>>>

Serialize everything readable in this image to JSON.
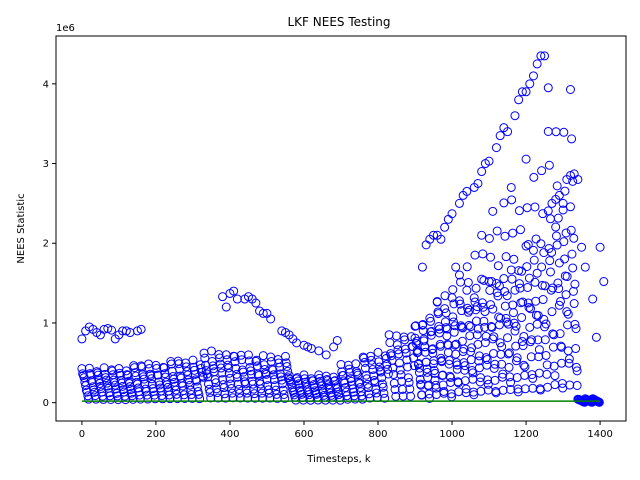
{
  "chart_data": {
    "type": "scatter",
    "title": "LKF NEES Testing",
    "xlabel": "Timesteps, k",
    "ylabel": "NEES Statistic",
    "y_offset_text": "1e6",
    "xlim": [
      -70,
      1470
    ],
    "ylim": [
      -230000,
      4600000
    ],
    "xticks": [
      0,
      200,
      400,
      600,
      800,
      1000,
      1200,
      1400
    ],
    "xtick_labels": [
      "0",
      "200",
      "400",
      "600",
      "800",
      "1000",
      "1200",
      "1400"
    ],
    "yticks": [
      0,
      1000000,
      2000000,
      3000000,
      4000000
    ],
    "ytick_labels": [
      "0",
      "1",
      "2",
      "3",
      "4"
    ],
    "grid": false,
    "marker": "open-circle",
    "marker_color": "#0000ff",
    "reference_line": {
      "color": "#008000",
      "y": [
        20000,
        20000
      ],
      "x": [
        0,
        1400
      ]
    },
    "cycle_period": 20,
    "segments": [
      {
        "x": [
          0,
          140
        ],
        "peak": 450000
      },
      {
        "x": [
          140,
          240
        ],
        "peak": 500000
      },
      {
        "x": [
          240,
          330
        ],
        "peak": 550000
      },
      {
        "x": [
          330,
          430
        ],
        "peak": 650000
      },
      {
        "x": [
          430,
          560
        ],
        "peak": 600000
      },
      {
        "x": [
          560,
          700
        ],
        "peak": 350000
      },
      {
        "x": [
          700,
          760
        ],
        "peak": 500000
      },
      {
        "x": [
          760,
          830
        ],
        "peak": 650000
      },
      {
        "x": [
          830,
          900
        ],
        "peak": 900000
      },
      {
        "x": [
          900,
          960
        ],
        "peak": 1100000
      },
      {
        "x": [
          960,
          1000
        ],
        "peak": 1300000
      },
      {
        "x": [
          1000,
          1040
        ],
        "peak": 1400000
      },
      {
        "x": [
          1040,
          1080
        ],
        "peak": 1500000
      },
      {
        "x": [
          1080,
          1120
        ],
        "peak": 1600000
      },
      {
        "x": [
          1120,
          1160
        ],
        "peak": 1700000
      },
      {
        "x": [
          1160,
          1200
        ],
        "peak": 1800000
      },
      {
        "x": [
          1200,
          1260
        ],
        "peak": 2000000
      },
      {
        "x": [
          1260,
          1340
        ],
        "peak": 2500000
      },
      {
        "x": [
          1340,
          1400
        ],
        "peak": 50000
      }
    ],
    "upper_band_points": [
      [
        0,
        800000
      ],
      [
        10,
        900000
      ],
      [
        20,
        950000
      ],
      [
        30,
        920000
      ],
      [
        40,
        880000
      ],
      [
        50,
        850000
      ],
      [
        60,
        920000
      ],
      [
        70,
        930000
      ],
      [
        80,
        910000
      ],
      [
        90,
        800000
      ],
      [
        100,
        850000
      ],
      [
        110,
        900000
      ],
      [
        120,
        900000
      ],
      [
        130,
        880000
      ],
      [
        150,
        900000
      ],
      [
        160,
        920000
      ],
      [
        380,
        1330000
      ],
      [
        390,
        1200000
      ],
      [
        400,
        1370000
      ],
      [
        410,
        1400000
      ],
      [
        420,
        1300000
      ],
      [
        440,
        1300000
      ],
      [
        450,
        1330000
      ],
      [
        460,
        1300000
      ],
      [
        470,
        1250000
      ],
      [
        480,
        1150000
      ],
      [
        490,
        1120000
      ],
      [
        500,
        1120000
      ],
      [
        510,
        1050000
      ],
      [
        540,
        900000
      ],
      [
        550,
        880000
      ],
      [
        560,
        850000
      ],
      [
        570,
        800000
      ],
      [
        580,
        750000
      ],
      [
        600,
        720000
      ],
      [
        610,
        700000
      ],
      [
        620,
        680000
      ],
      [
        640,
        650000
      ],
      [
        660,
        600000
      ],
      [
        680,
        700000
      ],
      [
        690,
        780000
      ],
      [
        920,
        1700000
      ],
      [
        930,
        1980000
      ],
      [
        940,
        2050000
      ],
      [
        950,
        2100000
      ],
      [
        960,
        2100000
      ],
      [
        970,
        2050000
      ],
      [
        980,
        2200000
      ],
      [
        990,
        2300000
      ],
      [
        1000,
        2370000
      ],
      [
        1010,
        1700000
      ],
      [
        1020,
        2500000
      ],
      [
        1030,
        2600000
      ],
      [
        1040,
        2650000
      ],
      [
        1060,
        2700000
      ],
      [
        1070,
        2750000
      ],
      [
        1080,
        2900000
      ],
      [
        1090,
        3000000
      ],
      [
        1100,
        3030000
      ],
      [
        1110,
        2400000
      ],
      [
        1120,
        3200000
      ],
      [
        1130,
        3350000
      ],
      [
        1140,
        3450000
      ],
      [
        1150,
        3400000
      ],
      [
        1160,
        2700000
      ],
      [
        1170,
        3600000
      ],
      [
        1180,
        3800000
      ],
      [
        1190,
        3900000
      ],
      [
        1200,
        3900000
      ],
      [
        1210,
        4000000
      ],
      [
        1220,
        4100000
      ],
      [
        1230,
        4250000
      ],
      [
        1240,
        4350000
      ],
      [
        1250,
        4350000
      ],
      [
        1260,
        3950000
      ],
      [
        1270,
        2500000
      ],
      [
        1280,
        2550000
      ],
      [
        1290,
        2600000
      ],
      [
        1300,
        2500000
      ],
      [
        1310,
        2800000
      ],
      [
        1320,
        2850000
      ],
      [
        1330,
        2870000
      ],
      [
        1340,
        2800000
      ],
      [
        1350,
        1950000
      ],
      [
        1360,
        1700000
      ],
      [
        1380,
        1300000
      ],
      [
        1390,
        820000
      ],
      [
        1400,
        1950000
      ],
      [
        1410,
        1520000
      ]
    ]
  }
}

<<<

● **WRITTEN TASK**
Quote the entries above word for word. Leave the images out.

● **SOLUTION TO THE PROBLEM**
Serialize everything readable in this image to JSON.
{
  "chart_data": {
    "type": "scatter",
    "title": "LKF NEES Testing",
    "xlabel": "Timesteps, k",
    "ylabel": "NEES Statistic",
    "y_offset_text": "1e6",
    "xlim": [
      -70,
      1470
    ],
    "ylim": [
      -230000,
      4600000
    ],
    "xticks": [
      0,
      200,
      400,
      600,
      800,
      1000,
      1200,
      1400
    ],
    "xtick_labels": [
      "0",
      "200",
      "400",
      "600",
      "800",
      "1000",
      "1200",
      "1400"
    ],
    "yticks": [
      0,
      1000000,
      2000000,
      3000000,
      4000000
    ],
    "ytick_labels": [
      "0",
      "1",
      "2",
      "3",
      "4"
    ],
    "grid": false,
    "marker": "open-circle",
    "marker_color": "#0000ff",
    "reference_line": {
      "color": "#008000",
      "y": [
        20000,
        20000
      ],
      "x": [
        0,
        1400
      ]
    },
    "cycle_period": 20,
    "segments": [
      {
        "x": [
          0,
          140
        ],
        "peak": 450000
      },
      {
        "x": [
          140,
          240
        ],
        "peak": 500000
      },
      {
        "x": [
          240,
          330
        ],
        "peak": 550000
      },
      {
        "x": [
          330,
          430
        ],
        "peak": 650000
      },
      {
        "x": [
          430,
          560
        ],
        "peak": 600000
      },
      {
        "x": [
          560,
          700
        ],
        "peak": 350000
      },
      {
        "x": [
          700,
          760
        ],
        "peak": 500000
      },
      {
        "x": [
          760,
          830
        ],
        "peak": 650000
      },
      {
        "x": [
          830,
          900
        ],
        "peak": 900000
      },
      {
        "x": [
          900,
          960
        ],
        "peak": 1100000
      },
      {
        "x": [
          960,
          1000
        ],
        "peak": 1300000
      },
      {
        "x": [
          1000,
          1040
        ],
        "peak": 1400000
      },
      {
        "x": [
          1040,
          1080
        ],
        "peak": 1500000
      },
      {
        "x": [
          1080,
          1120
        ],
        "peak": 1600000
      },
      {
        "x": [
          1120,
          1160
        ],
        "peak": 1700000
      },
      {
        "x": [
          1160,
          1200
        ],
        "peak": 1800000
      },
      {
        "x": [
          1200,
          1260
        ],
        "peak": 2000000
      },
      {
        "x": [
          1260,
          1340
        ],
        "peak": 2500000
      },
      {
        "x": [
          1340,
          1400
        ],
        "peak": 50000
      }
    ],
    "upper_band_points": [
      [
        0,
        800000
      ],
      [
        10,
        900000
      ],
      [
        20,
        950000
      ],
      [
        30,
        920000
      ],
      [
        40,
        880000
      ],
      [
        50,
        850000
      ],
      [
        60,
        920000
      ],
      [
        70,
        930000
      ],
      [
        80,
        910000
      ],
      [
        90,
        800000
      ],
      [
        100,
        850000
      ],
      [
        110,
        900000
      ],
      [
        120,
        900000
      ],
      [
        130,
        880000
      ],
      [
        150,
        900000
      ],
      [
        160,
        920000
      ],
      [
        380,
        1330000
      ],
      [
        390,
        1200000
      ],
      [
        400,
        1370000
      ],
      [
        410,
        1400000
      ],
      [
        420,
        1300000
      ],
      [
        440,
        1300000
      ],
      [
        450,
        1330000
      ],
      [
        460,
        1300000
      ],
      [
        470,
        1250000
      ],
      [
        480,
        1150000
      ],
      [
        490,
        1120000
      ],
      [
        500,
        1120000
      ],
      [
        510,
        1050000
      ],
      [
        540,
        900000
      ],
      [
        550,
        880000
      ],
      [
        560,
        850000
      ],
      [
        570,
        800000
      ],
      [
        580,
        750000
      ],
      [
        600,
        720000
      ],
      [
        610,
        700000
      ],
      [
        620,
        680000
      ],
      [
        640,
        650000
      ],
      [
        660,
        600000
      ],
      [
        680,
        700000
      ],
      [
        690,
        780000
      ],
      [
        920,
        1700000
      ],
      [
        930,
        1980000
      ],
      [
        940,
        2050000
      ],
      [
        950,
        2100000
      ],
      [
        960,
        2100000
      ],
      [
        970,
        2050000
      ],
      [
        980,
        2200000
      ],
      [
        990,
        2300000
      ],
      [
        1000,
        2370000
      ],
      [
        1010,
        1700000
      ],
      [
        1020,
        2500000
      ],
      [
        1030,
        2600000
      ],
      [
        1040,
        2650000
      ],
      [
        1060,
        2700000
      ],
      [
        1070,
        2750000
      ],
      [
        1080,
        2900000
      ],
      [
        1090,
        3000000
      ],
      [
        1100,
        3030000
      ],
      [
        1110,
        2400000
      ],
      [
        1120,
        3200000
      ],
      [
        1130,
        3350000
      ],
      [
        1140,
        3450000
      ],
      [
        1150,
        3400000
      ],
      [
        1160,
        2700000
      ],
      [
        1170,
        3600000
      ],
      [
        1180,
        3800000
      ],
      [
        1190,
        3900000
      ],
      [
        1200,
        3900000
      ],
      [
        1210,
        4000000
      ],
      [
        1220,
        4100000
      ],
      [
        1230,
        4250000
      ],
      [
        1240,
        4350000
      ],
      [
        1250,
        4350000
      ],
      [
        1260,
        3950000
      ],
      [
        1270,
        2500000
      ],
      [
        1280,
        2550000
      ],
      [
        1290,
        2600000
      ],
      [
        1300,
        2500000
      ],
      [
        1310,
        2800000
      ],
      [
        1320,
        2850000
      ],
      [
        1330,
        2870000
      ],
      [
        1340,
        2800000
      ],
      [
        1350,
        1950000
      ],
      [
        1360,
        1700000
      ],
      [
        1380,
        1300000
      ],
      [
        1390,
        820000
      ],
      [
        1400,
        1950000
      ],
      [
        1410,
        1520000
      ]
    ]
  }
}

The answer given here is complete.